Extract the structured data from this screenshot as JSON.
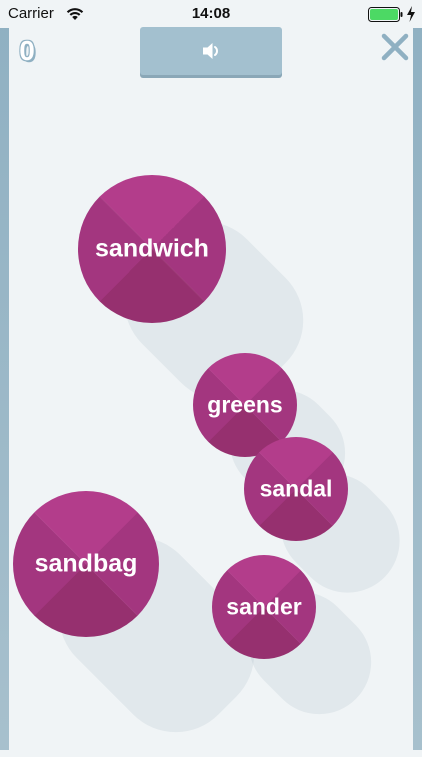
{
  "status_bar": {
    "carrier": "Carrier",
    "time": "14:08",
    "wifi_icon": "wifi-icon",
    "battery_icon": "battery-full-icon",
    "charging_icon": "charging-bolt-icon"
  },
  "header": {
    "score": "0",
    "sound_button_icon": "speaker-icon",
    "close_icon": "close-icon"
  },
  "bubbles": [
    {
      "word": "sandwich"
    },
    {
      "word": "greens"
    },
    {
      "word": "sandal"
    },
    {
      "word": "sandbag"
    },
    {
      "word": "sander"
    }
  ],
  "colors": {
    "background": "#f0f4f6",
    "frame": "#a3c0cf",
    "bubble": "#a3367f",
    "bubble_light": "#b33d8b",
    "bubble_dark": "#96306f",
    "battery": "#4cd964",
    "close_icon": "#8fb0c2"
  }
}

※ ※ ※

» Exercise
Extract from the material all lines containing the string "word".

» Final result
      "word": "sandwich"
      "word": "greens"
      "word": "sandal"
      "word": "sandbag"
      "word": "sander"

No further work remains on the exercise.